◆ TASK: Collect all the lines that mention the word "more".

◆ DATA TO USE:
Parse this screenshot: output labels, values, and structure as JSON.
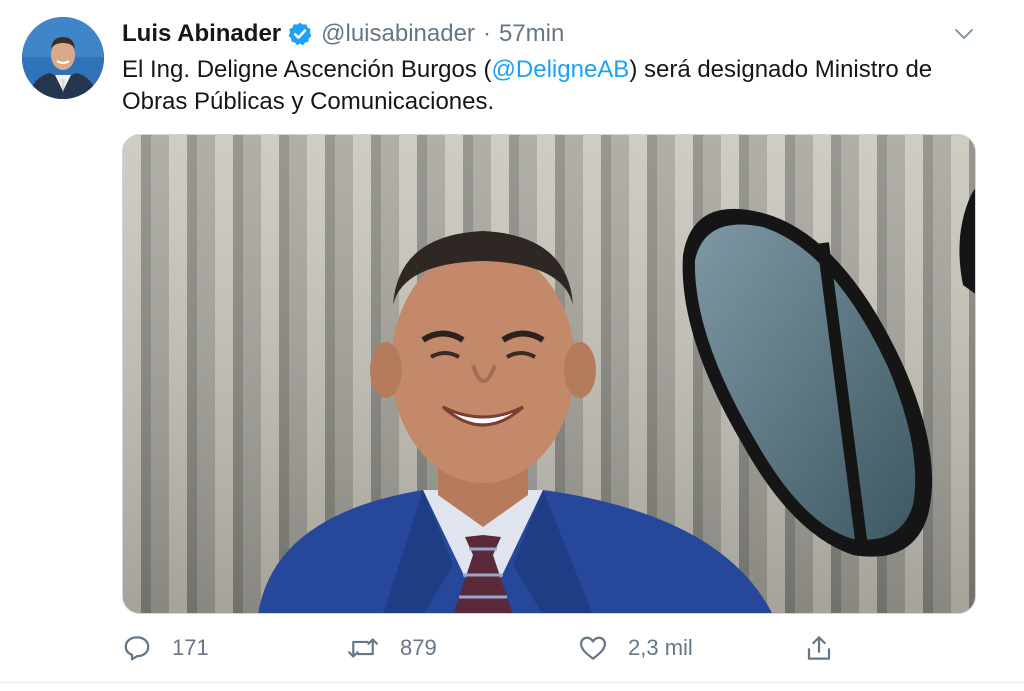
{
  "tweet": {
    "display_name": "Luis Abinader",
    "handle": "@luisabinader",
    "separator": "·",
    "time": "57min",
    "text_before": "El Ing. Deligne Ascención Burgos (",
    "mention": "@DeligneAB",
    "text_after": ") será designado Ministro de Obras Públicas y Comunicaciones.",
    "verified": true
  },
  "actions": {
    "reply_count": "171",
    "retweet_count": "879",
    "like_count": "2,3 mil",
    "icons": [
      "reply-icon",
      "retweet-icon",
      "like-icon",
      "share-icon"
    ]
  },
  "colors": {
    "link": "#1da1f2",
    "secondary_text": "#657786",
    "primary_text": "#14171a",
    "verified_badge": "#1da1f2"
  }
}
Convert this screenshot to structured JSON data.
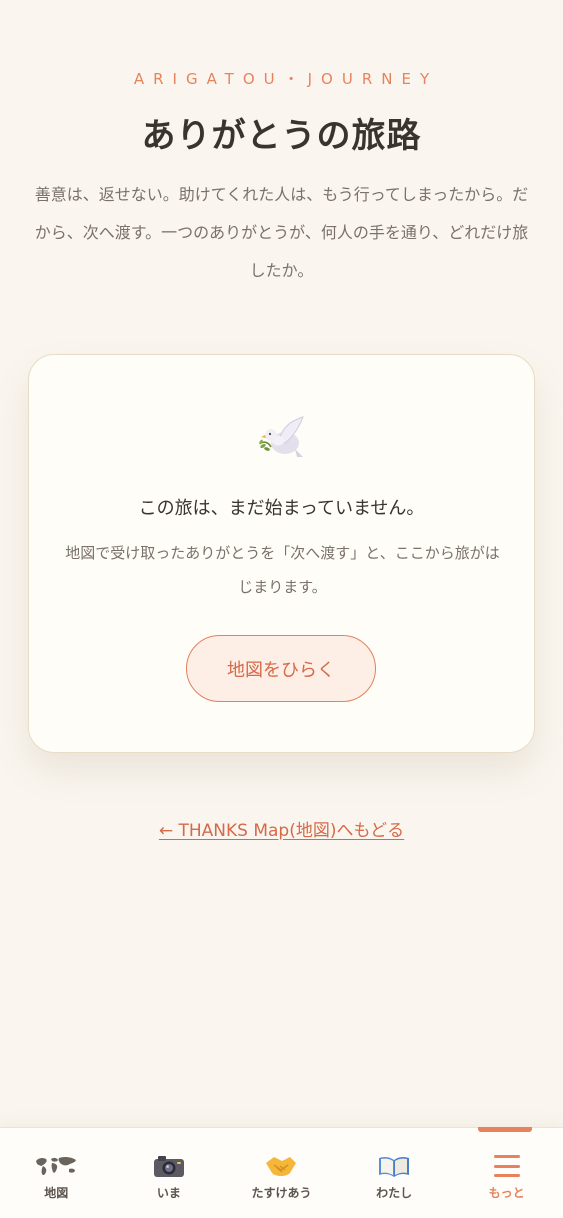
{
  "header": {
    "eyebrow": "ARIGATOU・JOURNEY",
    "title": "ありがとうの旅路",
    "lead": "善意は、返せない。助けてくれた人は、もう行ってしまったから。だから、次へ渡す。一つのありがとうが、何人の手を通り、どれだけ旅したか。"
  },
  "empty_state": {
    "icon": "dove-icon",
    "heading": "この旅は、まだ始まっていません。",
    "body": "地図で受け取ったありがとうを「次へ渡す」と、ここから旅がはじまります。",
    "button_label": "地図をひらく"
  },
  "back_link": {
    "label": "← THANKS Map(地図)へもどる"
  },
  "tabbar": {
    "active": "more",
    "items": [
      {
        "id": "map",
        "label": "地図",
        "icon": "world-map-icon"
      },
      {
        "id": "now",
        "label": "いま",
        "icon": "camera-icon"
      },
      {
        "id": "help",
        "label": "たすけあう",
        "icon": "handshake-icon"
      },
      {
        "id": "me",
        "label": "わたし",
        "icon": "open-book-icon"
      },
      {
        "id": "more",
        "label": "もっと",
        "icon": "menu-icon"
      }
    ]
  },
  "colors": {
    "accent": "#e8825d",
    "background": "#faf6ef",
    "card": "#fefdf8"
  }
}
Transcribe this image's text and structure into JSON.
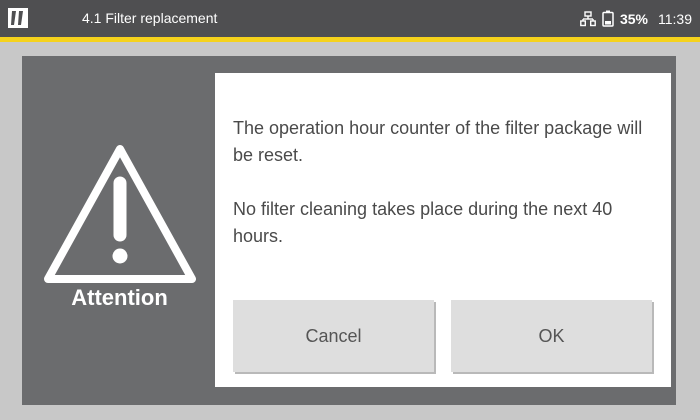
{
  "header": {
    "logo_icon": "device-logo-icon",
    "title": "4.1 Filter replacement",
    "network_icon": "network-icon",
    "battery_icon": "battery-icon",
    "battery_percent": "35%",
    "time": "11:39",
    "accent_color": "#f5d21c",
    "bar_color": "#4f4f51"
  },
  "alert": {
    "icon": "warning-triangle-icon",
    "label": "Attention",
    "panel_color": "#6b6c6e"
  },
  "dialog": {
    "message_1": "The operation hour counter of the filter package will be reset.",
    "message_2": "No filter cleaning takes place during the next 40 hours.",
    "cancel_label": "Cancel",
    "ok_label": "OK"
  }
}
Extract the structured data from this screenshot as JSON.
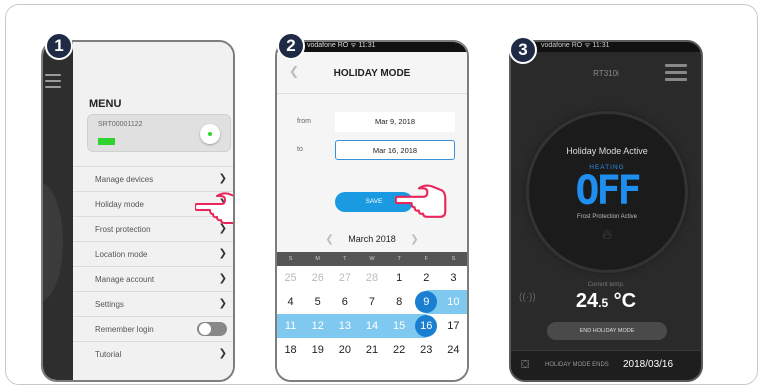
{
  "steps": [
    "1",
    "2",
    "3"
  ],
  "screen1": {
    "menu_title": "MENU",
    "device_id": "SRT00001122",
    "items": [
      "Manage devices",
      "Holiday mode",
      "Frost protection",
      "Location mode",
      "Manage account",
      "Settings",
      "Remember login",
      "Tutorial"
    ]
  },
  "screen2": {
    "status": "vodafone RO ᯤ  11:31",
    "title": "HOLIDAY MODE",
    "from_label": "from",
    "from_value": "Mar 9, 2018",
    "to_label": "to",
    "to_value": "Mar 16, 2018",
    "save_label": "SAVE",
    "calendar": {
      "month": "March 2018",
      "weekdays": [
        "S",
        "M",
        "T",
        "W",
        "T",
        "F",
        "S"
      ],
      "rows": [
        [
          "25",
          "26",
          "27",
          "28",
          "1",
          "2",
          "3"
        ],
        [
          "4",
          "5",
          "6",
          "7",
          "8",
          "9",
          "10"
        ],
        [
          "11",
          "12",
          "13",
          "14",
          "15",
          "16",
          "17"
        ],
        [
          "18",
          "19",
          "20",
          "21",
          "22",
          "23",
          "24"
        ]
      ]
    }
  },
  "screen3": {
    "status": "vodafone RO ᯤ  11:31",
    "model": "RT310i",
    "mode_title": "Holiday Mode Active",
    "heating_label": "HEATING",
    "state": "OFF",
    "frost_label": "Frost Protection Active",
    "current_label": "Current temp.",
    "temp_main": "24",
    "temp_dec": ".5",
    "temp_unit": " °C",
    "end_button": "END HOLIDAY MODE",
    "ends_label": "HOLIDAY MODE ENDS",
    "ends_date": "2018/03/16"
  },
  "colors": {
    "accent_blue": "#1a9ae0",
    "range_blue": "#7fc9f0",
    "green": "#2fd42f",
    "badge": "#1f2a44"
  }
}
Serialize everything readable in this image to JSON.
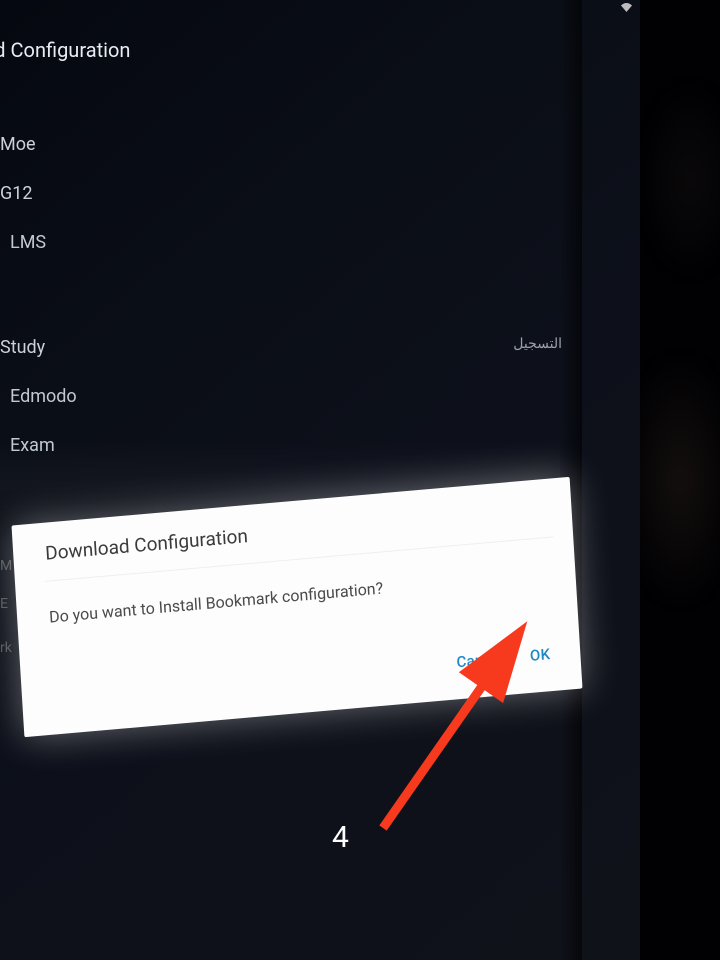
{
  "header": {
    "title": "oad Configuration"
  },
  "list": {
    "moe": "Moe",
    "g12": "G12",
    "lms": "LMS",
    "study": "Study",
    "edmodo": "Edmodo",
    "exam": "Exam"
  },
  "register_label": "التسجيل",
  "truncated": {
    "m": "M",
    "e": "E",
    "rk": "rk"
  },
  "dialog": {
    "title": "Download Configuration",
    "message": "Do you want to Install Bookmark configuration?",
    "cancel": "Cancel",
    "ok": "OK"
  },
  "step_number": "4"
}
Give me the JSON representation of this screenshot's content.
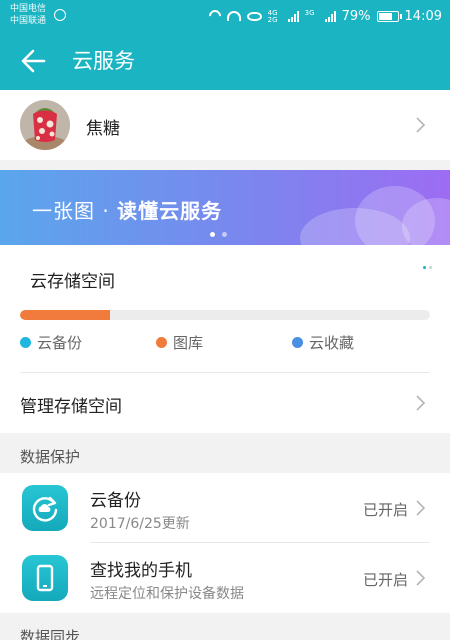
{
  "status_bar": {
    "carrier_1": "中国电信",
    "carrier_2": "中国联通",
    "net_1": "4G",
    "net_2": "2G",
    "net_3": "3G",
    "battery": "79%",
    "battery_level": 0.79,
    "time": "14:09"
  },
  "app_bar": {
    "title": "云服务",
    "back_icon": "arrow-left-icon"
  },
  "profile": {
    "name": "焦糖",
    "avatar_icon": "user-avatar"
  },
  "banner": {
    "text_prefix": "一张图 · ",
    "text_bold": "读懂云服务",
    "slides": 2,
    "active_slide": 1
  },
  "storage": {
    "title": "云存储空间",
    "usage_fraction": 0.22,
    "legend": [
      {
        "label": "云备份",
        "color": "#1fb7df"
      },
      {
        "label": "图库",
        "color": "#f07b3c"
      },
      {
        "label": "云收藏",
        "color": "#4a90e2"
      }
    ],
    "manage_label": "管理存储空间"
  },
  "sections": {
    "data_protection": "数据保护",
    "data_sync": "数据同步"
  },
  "services": [
    {
      "title": "云备份",
      "subtitle": "2017/6/25更新",
      "status": "已开启",
      "icon": "cloud-backup-icon"
    },
    {
      "title": "查找我的手机",
      "subtitle": "远程定位和保护设备数据",
      "status": "已开启",
      "icon": "find-phone-icon"
    }
  ],
  "colors": {
    "accent": "#1ab4c3",
    "storage_bar": "#f07b3c"
  }
}
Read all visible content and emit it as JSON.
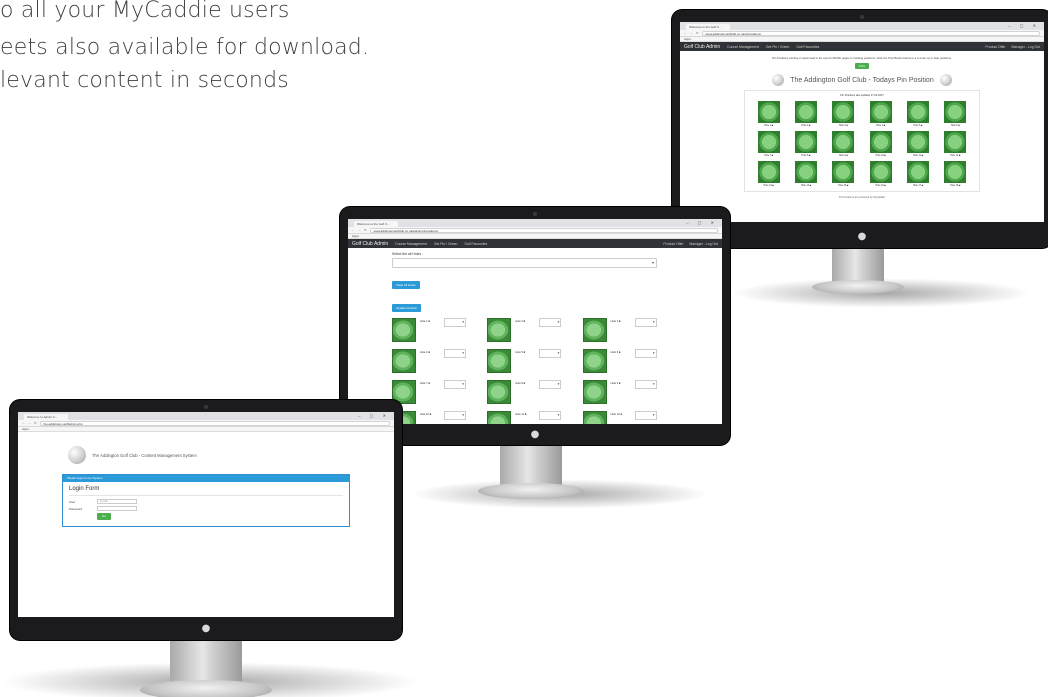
{
  "promo": {
    "line1": "o all your MyCaddie users",
    "line2": "eets also available for download.",
    "line3": "levant content in seconds"
  },
  "monitor_login": {
    "tab_title": "Welcome to Admin C...",
    "url": "the-addington-golf/admin.php",
    "apps_label": "Apps",
    "header_title": "The Addington Golf Club - Content Management System",
    "panel_title": "Please login to our System",
    "form_title": "Login Form",
    "user_label": "User",
    "user_placeholder": "E-mail",
    "password_label": "Password",
    "go_label": "Go",
    "apple_logo": "apple-logo"
  },
  "monitor_holes": {
    "tab_title": "Welcome to the Golf C...",
    "url": "www.addingtongolfclub.co.uk/admin/pinpositions",
    "apps_label": "Apps",
    "brand": "Golf Club Admin",
    "nav": [
      "Course Management",
      "Get Pin / Green",
      "Golf Favourites"
    ],
    "nav_right": [
      "Product Offer",
      "Manager - Log Out"
    ],
    "select_label": "Select the all Holes :",
    "clear_button": "Clear All Holes",
    "update_button": "Update Position",
    "col_heads": [
      "Hole",
      "Position",
      "Hole",
      "Position",
      "Hole",
      "Position"
    ],
    "holes": [
      "Hole 1 ■",
      "Hole 2 ■",
      "Hole 3 ■",
      "Hole 4 ■",
      "Hole 5 ■",
      "Hole 6 ■",
      "Hole 7 ■",
      "Hole 8 ■",
      "Hole 9 ■",
      "Hole 10 ■",
      "Hole 11 ■",
      "Hole 12 ■"
    ],
    "apple_logo": "apple-logo"
  },
  "monitor_pins": {
    "tab_title": "Welcome to the Golf C...",
    "url": "www.addingtongolfclub.co.uk/pinpositions",
    "apps_label": "Apps",
    "brand": "Golf Club Admin",
    "nav": [
      "Course Management",
      "Get Pin / Green",
      "Golf Favourites"
    ],
    "nav_right": [
      "Product Offer",
      "Manager - Log Out"
    ],
    "info_text": "Pin Positions printing 2 supervised in the used to BAND pages to tracking positions. Click the Print Button below to a to scan up to date positions.",
    "print_button": "Print",
    "title": "The Addington Golf Club - Todays Pin Position",
    "subtitle": "Pin Positions last updated 17.02.2017",
    "pins": [
      "Hole 1 ■",
      "Hole 2 ■",
      "Hole 3 ■",
      "Hole 4 ■",
      "Hole 5 ■",
      "Hole 6 ■",
      "Hole 7 ■",
      "Hole 8 ■",
      "Hole 9 ■",
      "Hole 10 ■",
      "Hole 11 ■",
      "Hole 12 ■",
      "Hole 13 ■",
      "Hole 14 ■",
      "Hole 15 ■",
      "Hole 16 ■",
      "Hole 17 ■",
      "Hole 18 ■"
    ],
    "footer": "Pin Positions are powered by MyCaddie",
    "apple_logo": "apple-logo"
  }
}
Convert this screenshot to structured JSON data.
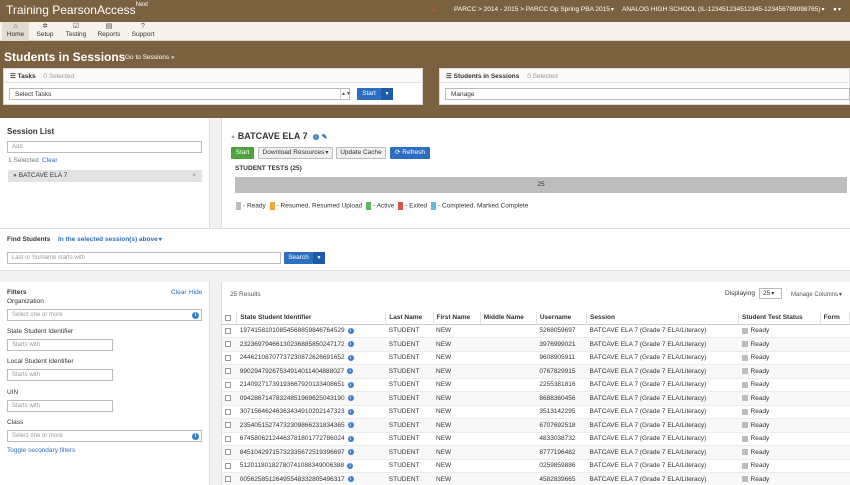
{
  "header": {
    "brand": "Training PearsonAccess",
    "brand_sup": "Next",
    "admin_path": "PARCC > 2014 - 2015 > PARCC Op Spring PBA 2015",
    "organization": "ANALOG HIGH SCHOOL (IL-123451234512345-123456789098765)",
    "user_icon": "user-icon"
  },
  "nav": {
    "items": [
      {
        "label": "Home",
        "icon": "home-icon"
      },
      {
        "label": "Setup",
        "icon": "gear-icon"
      },
      {
        "label": "Testing",
        "icon": "checklist-icon"
      },
      {
        "label": "Reports",
        "icon": "chart-icon"
      },
      {
        "label": "Support",
        "icon": "help-icon"
      }
    ]
  },
  "page": {
    "title": "Students in Sessions",
    "goto_link": "Go to Sessions »"
  },
  "tasks_panel": {
    "title": "Tasks",
    "selected": "0 Selected",
    "select_value": "Select Tasks",
    "start_button": "Start"
  },
  "students_panel": {
    "title": "Students in Sessions",
    "selected": "0 Selected",
    "select_value": "Manage"
  },
  "session_list": {
    "title": "Session List",
    "add_placeholder": "Add",
    "selected_text": "1 Selected",
    "clear_link": "Clear",
    "sessions": [
      "BATCAVE ELA 7"
    ]
  },
  "session_detail": {
    "name": "BATCAVE ELA 7",
    "start_button": "Start",
    "download_button": "Download Resources",
    "update_cache_button": "Update Cache",
    "refresh_button": "Refresh",
    "student_tests_label": "STUDENT TESTS (25)",
    "progress_total": "25",
    "legend": [
      {
        "label": "- Ready",
        "color": "#bdbdbd"
      },
      {
        "label": "- Resumed, Resumed Upload",
        "color": "#f0a830"
      },
      {
        "label": "- Active",
        "color": "#5cb85c"
      },
      {
        "label": "- Exited",
        "color": "#d9534f"
      },
      {
        "label": "- Completed, Marked Complete",
        "color": "#5bc0de"
      }
    ]
  },
  "find_students": {
    "label": "Find Students",
    "scope": "In the selected session(s) above",
    "search_placeholder": "Last or Surname starts with",
    "search_button": "Search"
  },
  "filters": {
    "title": "Filters",
    "clear_link": "Clear",
    "hide_link": "Hide",
    "organization_label": "Organization",
    "organization_placeholder": "Select one or more",
    "ssid_label": "State Student Identifier",
    "ssid_placeholder": "Starts with",
    "lsid_label": "Local Student Identifier",
    "lsid_placeholder": "Starts with",
    "uin_label": "UIN",
    "uin_placeholder": "Starts with",
    "class_label": "Class",
    "class_placeholder": "Select one or more",
    "toggle_link": "Toggle secondary filters"
  },
  "results": {
    "count": "25 Results",
    "displaying_label": "Displaying",
    "displaying_value": "25",
    "manage_columns": "Manage Columns",
    "columns": [
      "State Student Identifier",
      "Last Name",
      "First Name",
      "Middle Name",
      "Username",
      "Session",
      "Student Test Status",
      "Form"
    ],
    "rows": [
      [
        "19741581010854568859846764529",
        "STUDENT",
        "NEW",
        "",
        "5268059697",
        "BATCAVE ELA 7 (Grade 7 ELA/Literacy)",
        "Ready"
      ],
      [
        "23236979466130236885850247172",
        "STUDENT",
        "NEW",
        "",
        "3976999021",
        "BATCAVE ELA 7 (Grade 7 ELA/Literacy)",
        "Ready"
      ],
      [
        "24462108707737230872626691652",
        "STUDENT",
        "NEW",
        "",
        "9608905911",
        "BATCAVE ELA 7 (Grade 7 ELA/Literacy)",
        "Ready"
      ],
      [
        "99029479267534914011404888027",
        "STUDENT",
        "NEW",
        "",
        "0767829915",
        "BATCAVE ELA 7 (Grade 7 ELA/Literacy)",
        "Ready"
      ],
      [
        "21409271739193667920133408651",
        "STUDENT",
        "NEW",
        "",
        "2255381816",
        "BATCAVE ELA 7 (Grade 7 ELA/Literacy)",
        "Ready"
      ],
      [
        "09428671478324851969625043190",
        "STUDENT",
        "NEW",
        "",
        "8688360456",
        "BATCAVE ELA 7 (Grade 7 ELA/Literacy)",
        "Ready"
      ],
      [
        "30715646246363434910202147323",
        "STUDENT",
        "NEW",
        "",
        "3513142295",
        "BATCAVE ELA 7 (Grade 7 ELA/Literacy)",
        "Ready"
      ],
      [
        "23540515274732309866231834365",
        "STUDENT",
        "NEW",
        "",
        "6707692518",
        "BATCAVE ELA 7 (Grade 7 ELA/Literacy)",
        "Ready"
      ],
      [
        "67458062124463781801772786024",
        "STUDENT",
        "NEW",
        "",
        "4833038732",
        "BATCAVE ELA 7 (Grade 7 ELA/Literacy)",
        "Ready"
      ],
      [
        "84510429715732335672519396697",
        "STUDENT",
        "NEW",
        "",
        "8777196482",
        "BATCAVE ELA 7 (Grade 7 ELA/Literacy)",
        "Ready"
      ],
      [
        "51201180182780741088349006388",
        "STUDENT",
        "NEW",
        "",
        "0259859886",
        "BATCAVE ELA 7 (Grade 7 ELA/Literacy)",
        "Ready"
      ],
      [
        "00562585126495548332805496317",
        "STUDENT",
        "NEW",
        "",
        "4582839665",
        "BATCAVE ELA 7 (Grade 7 ELA/Literacy)",
        "Ready"
      ]
    ]
  }
}
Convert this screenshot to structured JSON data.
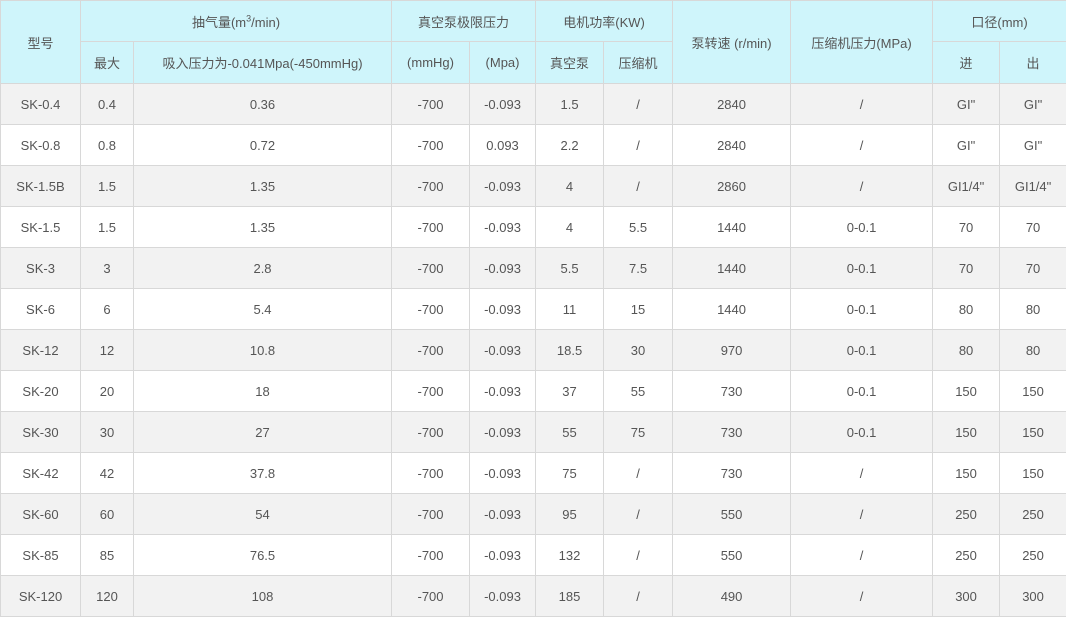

◆ EXERCISE RESPONSE:
    "active": "more",
        "id": "more",
    "organization_placeholder": "Select one or more",
    "class_placeholder": "Select one or more",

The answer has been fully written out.